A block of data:

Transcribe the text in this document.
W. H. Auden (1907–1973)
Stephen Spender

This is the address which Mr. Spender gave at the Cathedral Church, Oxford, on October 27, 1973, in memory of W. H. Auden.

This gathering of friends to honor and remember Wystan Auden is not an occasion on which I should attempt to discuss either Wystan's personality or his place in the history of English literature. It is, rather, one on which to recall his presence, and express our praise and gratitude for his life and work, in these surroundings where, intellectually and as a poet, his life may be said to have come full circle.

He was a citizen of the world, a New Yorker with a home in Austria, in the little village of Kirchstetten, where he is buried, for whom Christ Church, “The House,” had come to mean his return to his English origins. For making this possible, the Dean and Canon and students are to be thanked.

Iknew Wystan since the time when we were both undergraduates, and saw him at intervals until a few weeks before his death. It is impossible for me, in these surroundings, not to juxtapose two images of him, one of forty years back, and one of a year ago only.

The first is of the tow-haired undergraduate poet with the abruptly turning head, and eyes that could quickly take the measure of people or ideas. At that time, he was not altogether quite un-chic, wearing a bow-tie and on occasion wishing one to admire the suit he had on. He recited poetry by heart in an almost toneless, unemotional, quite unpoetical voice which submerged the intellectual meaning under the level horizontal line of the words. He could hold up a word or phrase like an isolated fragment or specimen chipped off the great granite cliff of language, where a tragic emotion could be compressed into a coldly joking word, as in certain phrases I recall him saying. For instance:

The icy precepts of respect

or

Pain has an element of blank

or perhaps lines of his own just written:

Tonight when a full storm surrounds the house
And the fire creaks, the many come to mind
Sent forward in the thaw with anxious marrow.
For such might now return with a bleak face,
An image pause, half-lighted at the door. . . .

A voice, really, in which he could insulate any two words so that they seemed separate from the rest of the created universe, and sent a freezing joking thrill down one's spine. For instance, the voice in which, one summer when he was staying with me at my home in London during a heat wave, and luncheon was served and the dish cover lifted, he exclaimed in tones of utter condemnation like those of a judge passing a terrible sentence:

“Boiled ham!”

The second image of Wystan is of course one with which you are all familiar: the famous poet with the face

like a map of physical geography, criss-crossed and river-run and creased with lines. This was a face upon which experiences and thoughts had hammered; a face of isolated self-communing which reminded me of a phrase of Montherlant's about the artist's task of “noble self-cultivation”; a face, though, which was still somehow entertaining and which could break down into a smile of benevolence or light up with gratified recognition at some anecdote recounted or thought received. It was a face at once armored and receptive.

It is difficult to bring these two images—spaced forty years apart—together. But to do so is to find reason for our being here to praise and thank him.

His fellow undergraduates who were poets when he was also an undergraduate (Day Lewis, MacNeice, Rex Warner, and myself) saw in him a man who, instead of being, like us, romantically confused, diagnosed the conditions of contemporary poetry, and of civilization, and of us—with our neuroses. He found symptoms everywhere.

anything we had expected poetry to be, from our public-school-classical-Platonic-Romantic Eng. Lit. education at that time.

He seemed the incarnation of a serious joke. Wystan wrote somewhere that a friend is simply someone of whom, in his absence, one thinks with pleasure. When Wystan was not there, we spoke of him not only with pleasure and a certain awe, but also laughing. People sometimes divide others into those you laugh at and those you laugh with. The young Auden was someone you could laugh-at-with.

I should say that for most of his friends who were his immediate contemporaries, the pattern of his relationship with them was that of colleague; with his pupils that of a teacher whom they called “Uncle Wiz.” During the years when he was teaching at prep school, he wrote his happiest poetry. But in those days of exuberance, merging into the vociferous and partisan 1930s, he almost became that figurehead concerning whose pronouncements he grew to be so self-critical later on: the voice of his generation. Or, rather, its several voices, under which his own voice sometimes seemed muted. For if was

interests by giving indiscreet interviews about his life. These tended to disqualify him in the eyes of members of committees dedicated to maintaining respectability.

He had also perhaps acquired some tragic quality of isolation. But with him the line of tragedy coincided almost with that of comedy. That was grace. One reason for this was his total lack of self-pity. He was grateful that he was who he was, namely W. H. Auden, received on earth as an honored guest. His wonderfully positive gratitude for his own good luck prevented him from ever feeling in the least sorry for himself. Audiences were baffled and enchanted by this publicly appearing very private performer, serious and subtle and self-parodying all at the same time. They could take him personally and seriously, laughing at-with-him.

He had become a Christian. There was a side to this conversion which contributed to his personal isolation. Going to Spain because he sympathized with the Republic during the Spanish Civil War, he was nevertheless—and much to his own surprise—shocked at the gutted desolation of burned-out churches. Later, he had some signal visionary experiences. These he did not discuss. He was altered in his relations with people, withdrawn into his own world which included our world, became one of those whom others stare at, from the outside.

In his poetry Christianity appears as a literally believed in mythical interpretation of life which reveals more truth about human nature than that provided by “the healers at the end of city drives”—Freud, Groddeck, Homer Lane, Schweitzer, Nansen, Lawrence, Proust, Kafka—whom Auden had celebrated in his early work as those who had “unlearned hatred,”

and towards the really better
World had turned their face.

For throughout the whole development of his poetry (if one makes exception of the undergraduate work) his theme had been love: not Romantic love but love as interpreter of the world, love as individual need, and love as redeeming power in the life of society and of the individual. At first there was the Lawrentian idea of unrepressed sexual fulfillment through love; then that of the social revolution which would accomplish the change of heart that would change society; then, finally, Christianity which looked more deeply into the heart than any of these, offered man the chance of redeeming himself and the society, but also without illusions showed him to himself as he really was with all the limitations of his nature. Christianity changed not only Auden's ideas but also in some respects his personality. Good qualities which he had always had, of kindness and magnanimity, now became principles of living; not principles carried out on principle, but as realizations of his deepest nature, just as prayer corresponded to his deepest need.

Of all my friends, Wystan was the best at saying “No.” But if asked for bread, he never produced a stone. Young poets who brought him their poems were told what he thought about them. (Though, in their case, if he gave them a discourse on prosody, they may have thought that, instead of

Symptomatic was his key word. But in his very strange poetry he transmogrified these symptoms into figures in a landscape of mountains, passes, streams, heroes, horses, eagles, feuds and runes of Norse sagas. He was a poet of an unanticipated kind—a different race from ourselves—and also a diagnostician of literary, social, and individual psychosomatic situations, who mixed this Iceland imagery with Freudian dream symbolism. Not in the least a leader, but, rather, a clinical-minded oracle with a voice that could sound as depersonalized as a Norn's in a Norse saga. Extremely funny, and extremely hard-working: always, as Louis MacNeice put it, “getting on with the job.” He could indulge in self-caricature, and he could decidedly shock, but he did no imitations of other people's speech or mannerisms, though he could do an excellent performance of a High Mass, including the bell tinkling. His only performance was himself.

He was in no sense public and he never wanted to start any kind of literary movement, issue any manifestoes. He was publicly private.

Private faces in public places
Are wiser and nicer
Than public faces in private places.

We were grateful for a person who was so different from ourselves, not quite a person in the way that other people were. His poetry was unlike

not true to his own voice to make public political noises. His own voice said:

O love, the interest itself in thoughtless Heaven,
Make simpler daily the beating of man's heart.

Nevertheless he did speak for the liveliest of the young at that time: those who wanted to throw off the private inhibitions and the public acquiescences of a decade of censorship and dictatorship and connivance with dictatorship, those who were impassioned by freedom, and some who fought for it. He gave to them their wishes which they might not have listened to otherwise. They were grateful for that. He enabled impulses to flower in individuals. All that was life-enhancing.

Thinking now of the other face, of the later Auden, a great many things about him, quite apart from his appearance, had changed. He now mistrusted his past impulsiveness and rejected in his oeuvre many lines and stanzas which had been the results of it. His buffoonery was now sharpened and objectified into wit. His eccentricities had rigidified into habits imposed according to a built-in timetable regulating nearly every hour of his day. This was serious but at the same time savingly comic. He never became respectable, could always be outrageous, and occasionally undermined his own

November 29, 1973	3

§ Your goal
Using the data above, reproduce every line exactly.

§ Exercise output
Transcribe the text in this document.
W. H. Auden (1907–1973)
Stephen Spender

This is the address which Mr. Spender gave at the Cathedral Church, Oxford, on October 27, 1973, in memory of W. H. Auden.

This gathering of friends to honor and remember Wystan Auden is not an occasion on which I should attempt to discuss either Wystan's personality or his place in the history of English literature. It is, rather, one on which to recall his presence, and express our praise and gratitude for his life and work, in these surroundings where, intellectually and as a poet, his life may be said to have come full circle.

He was a citizen of the world, a New Yorker with a home in Austria, in the little village of Kirchstetten, where he is buried, for whom Christ Church, “The House,” had come to mean his return to his English origins. For making this possible, the Dean and Canon and students are to be thanked.

Iknew Wystan since the time when we were both undergraduates, and saw him at intervals until a few weeks before his death. It is impossible for me, in these surroundings, not to juxtapose two images of him, one of forty years back, and one of a year ago only.

The first is of the tow-haired undergraduate poet with the abruptly turning head, and eyes that could quickly take the measure of people or ideas. At that time, he was not altogether quite un-chic, wearing a bow-tie and on occasion wishing one to admire the suit he had on. He recited poetry by heart in an almost toneless, unemotional, quite unpoetical voice which submerged the intellectual meaning under the level horizontal line of the words. He could hold up a word or phrase like an isolated fragment or specimen chipped off the great granite cliff of language, where a tragic emotion could be compressed into a coldly joking word, as in certain phrases I recall him saying. For instance:

The icy precepts of respect

or

Pain has an element of blank

or perhaps lines of his own just written:

Tonight when a full storm surrounds the house
And the fire creaks, the many come to mind
Sent forward in the thaw with anxious marrow.
For such might now return with a bleak face,
An image pause, half-lighted at the door. . . .

A voice, really, in which he could insulate any two words so that they seemed separate from the rest of the created universe, and sent a freezing joking thrill down one's spine. For instance, the voice in which, one summer when he was staying with me at my home in London during a heat wave, and luncheon was served and the dish cover lifted, he exclaimed in tones of utter condemnation like those of a judge passing a terrible sentence:

“Boiled ham!”

The second image of Wystan is of course one with which you are all familiar: the famous poet with the face

like a map of physical geography, criss-crossed and river-run and creased with lines. This was a face upon which experiences and thoughts had hammered; a face of isolated self-communing which reminded me of a phrase of Montherlant's about the artist's task of “noble self-cultivation”; a face, though, which was still somehow entertaining and which could break down into a smile of benevolence or light up with gratified recognition at some anecdote recounted or thought received. It was a face at once armored and receptive.

It is difficult to bring these two images—spaced forty years apart—together. But to do so is to find reason for our being here to praise and thank him.

His fellow undergraduates who were poets when he was also an undergraduate (Day Lewis, MacNeice, Rex Warner, and myself) saw in him a man who, instead of being, like us, romantically confused, diagnosed the conditions of contemporary poetry, and of civilization, and of us—with our neuroses. He found symptoms everywhere.

anything we had expected poetry to be, from our public-school-classical-Platonic-Romantic Eng. Lit. education at that time.

He seemed the incarnation of a serious joke. Wystan wrote somewhere that a friend is simply someone of whom, in his absence, one thinks with pleasure. When Wystan was not there, we spoke of him not only with pleasure and a certain awe, but also laughing. People sometimes divide others into those you laugh at and those you laugh with. The young Auden was someone you could laugh-at-with.

I should say that for most of his friends who were his immediate contemporaries, the pattern of his relationship with them was that of colleague; with his pupils that of a teacher whom they called “Uncle Wiz.” During the years when he was teaching at prep school, he wrote his happiest poetry. But in those days of exuberance, merging into the vociferous and partisan 1930s, he almost became that figurehead concerning whose pronouncements he grew to be so self-critical later on: the voice of his generation. Or, rather, its several voices, under which his own voice sometimes seemed muted. For if was

interests by giving indiscreet interviews about his life. These tended to disqualify him in the eyes of members of committees dedicated to maintaining respectability.

He had also perhaps acquired some tragic quality of isolation. But with him the line of tragedy coincided almost with that of comedy. That was grace. One reason for this was his total lack of self-pity. He was grateful that he was who he was, namely W. H. Auden, received on earth as an honored guest. His wonderfully positive gratitude for his own good luck prevented him from ever feeling in the least sorry for himself. Audiences were baffled and enchanted by this publicly appearing very private performer, serious and subtle and self-parodying all at the same time. They could take him personally and seriously, laughing at-with-him.

He had become a Christian. There was a side to this conversion which contributed to his personal isolation. Going to Spain because he sympathized with the Republic during the Spanish Civil War, he was nevertheless—and much to his own surprise—shocked at the gutted desolation of burned-out churches. Later, he had some signal visionary experiences. These he did not discuss. He was altered in his relations with people, withdrawn into his own world which included our world, became one of those whom others stare at, from the outside.

In his poetry Christianity appears as a literally believed in mythical interpretation of life which reveals more truth about human nature than that provided by “the healers at the end of city drives”—Freud, Groddeck, Homer Lane, Schweitzer, Nansen, Lawrence, Proust, Kafka—whom Auden had celebrated in his early work as those who had “unlearned hatred,”

and towards the really better
World had turned their face.

For throughout the whole development of his poetry (if one makes exception of the undergraduate work) his theme had been love: not Romantic love but love as interpreter of the world, love as individual need, and love as redeeming power in the life of society and of the individual. At first there was the Lawrentian idea of unrepressed sexual fulfillment through love; then that of the social revolution which would accomplish the change of heart that would change society; then, finally, Christianity which looked more deeply into the heart than any of these, offered man the chance of redeeming himself and the society, but also without illusions showed him to himself as he really was with all the limitations of his nature. Christianity changed not only Auden's ideas but also in some respects his personality. Good qualities which he had always had, of kindness and magnanimity, now became principles of living; not principles carried out on principle, but as realizations of his deepest nature, just as prayer corresponded to his deepest need.

Of all my friends, Wystan was the best at saying “No.” But if asked for bread, he never produced a stone. Young poets who brought him their poems were told what he thought about them. (Though, in their case, if he gave them a discourse on prosody, they may have thought that, instead of

Symptomatic was his key word. But in his very strange poetry he transmogrified these symptoms into figures in a landscape of mountains, passes, streams, heroes, horses, eagles, feuds and runes of Norse sagas. He was a poet of an unanticipated kind—a different race from ourselves—and also a diagnostician of literary, social, and individual psychosomatic situations, who mixed this Iceland imagery with Freudian dream symbolism. Not in the least a leader, but, rather, a clinical-minded oracle with a voice that could sound as depersonalized as a Norn's in a Norse saga. Extremely funny, and extremely hard-working: always, as Louis MacNeice put it, “getting on with the job.” He could indulge in self-caricature, and he could decidedly shock, but he did no imitations of other people's speech or mannerisms, though he could do an excellent performance of a High Mass, including the bell tinkling. His only performance was himself.

He was in no sense public and he never wanted to start any kind of literary movement, issue any manifestoes. He was publicly private.

Private faces in public places
Are wiser and nicer
Than public faces in private places.

We were grateful for a person who was so different from ourselves, not quite a person in the way that other people were. His poetry was unlike

not true to his own voice to make public political noises. His own voice said:

O love, the interest itself in thoughtless Heaven,
Make simpler daily the beating of man's heart.

Nevertheless he did speak for the liveliest of the young at that time: those who wanted to throw off the private inhibitions and the public acquiescences of a decade of censorship and dictatorship and connivance with dictatorship, those who were impassioned by freedom, and some who fought for it. He gave to them their wishes which they might not have listened to otherwise. They were grateful for that. He enabled impulses to flower in individuals. All that was life-enhancing.

Thinking now of the other face, of the later Auden, a great many things about him, quite apart from his appearance, had changed. He now mistrusted his past impulsiveness and rejected in his oeuvre many lines and stanzas which had been the results of it. His buffoonery was now sharpened and objectified into wit. His eccentricities had rigidified into habits imposed according to a built-in timetable regulating nearly every hour of his day. This was serious but at the same time savingly comic. He never became respectable, could always be outrageous, and occasionally undermined his own

November 29, 1973	3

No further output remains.